[Exercise objective]: Output the material below unchanged, apart from leaving out the pictures.

[Record excerpts]:
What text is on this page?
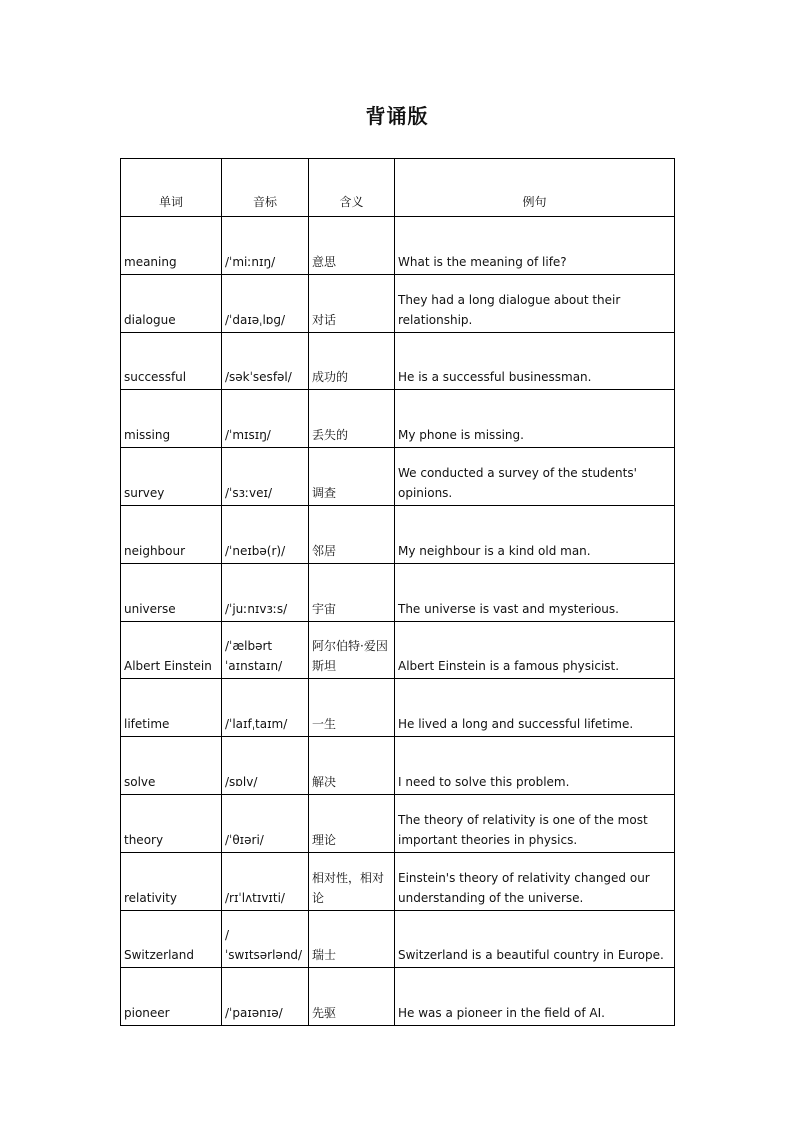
背诵版
单词	音标	含义	例句
meaning	/ˈmiːnɪŋ/	意思	What is the meaning of life?
dialogue	/ˈdaɪəˌlɒɡ/	对话	They had a long dialogue about their relationship.
successful	/səkˈsesfəl/	成功的	He is a successful businessman.
missing	/ˈmɪsɪŋ/	丢失的	My phone is missing.
survey	/ˈsɜːveɪ/	调查	We conducted a survey of the students' opinions.
neighbour	/ˈneɪbə(r)/	邻居	My neighbour is a kind old man.
universe	/ˈjuːnɪvɜːs/	宇宙	The universe is vast and mysterious.
Albert Einstein	/ˈælbərt ˈaɪnstaɪn/	阿尔伯特·爱因斯坦	Albert Einstein is a famous physicist.
lifetime	/ˈlaɪfˌtaɪm/	一生	He lived a long and successful lifetime.
solve	/sɒlv/	解决	I need to solve this problem.
theory	/ˈθɪəri/	理论	The theory of relativity is one of the most important theories in physics.
relativity	/rɪˈlʌtɪvɪti/	相对性，相对论	Einstein's theory of relativity changed our understanding of the universe.
Switzerland	/ˈswɪtsərlənd/	瑞士	Switzerland is a beautiful country in Europe.
pioneer	/ˈpaɪənɪə/	先驱	He was a pioneer in the field of AI.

[Written response]:
What text is on this page?
背诵版
单词	音标	含义	例句
meaning	/ˈmiːnɪŋ/	意思	What is the meaning of life?
dialogue	/ˈdaɪəˌlɒɡ/	对话	They had a long dialogue about their relationship.
successful	/səkˈsesfəl/	成功的	He is a successful businessman.
missing	/ˈmɪsɪŋ/	丢失的	My phone is missing.
survey	/ˈsɜːveɪ/	调查	We conducted a survey of the students' opinions.
neighbour	/ˈneɪbə(r)/	邻居	My neighbour is a kind old man.
universe	/ˈjuːnɪvɜːs/	宇宙	The universe is vast and mysterious.
Albert Einstein	/ˈælbərt ˈaɪnstaɪn/	阿尔伯特·爱因斯坦	Albert Einstein is a famous physicist.
lifetime	/ˈlaɪfˌtaɪm/	一生	He lived a long and successful lifetime.
solve	/sɒlv/	解决	I need to solve this problem.
theory	/ˈθɪəri/	理论	The theory of relativity is one of the most important theories in physics.
relativity	/rɪˈlʌtɪvɪti/	相对性，相对论	Einstein's theory of relativity changed our understanding of the universe.
Switzerland	/ˈswɪtsərlənd/	瑞士	Switzerland is a beautiful country in Europe.
pioneer	/ˈpaɪənɪə/	先驱	He was a pioneer in the field of AI.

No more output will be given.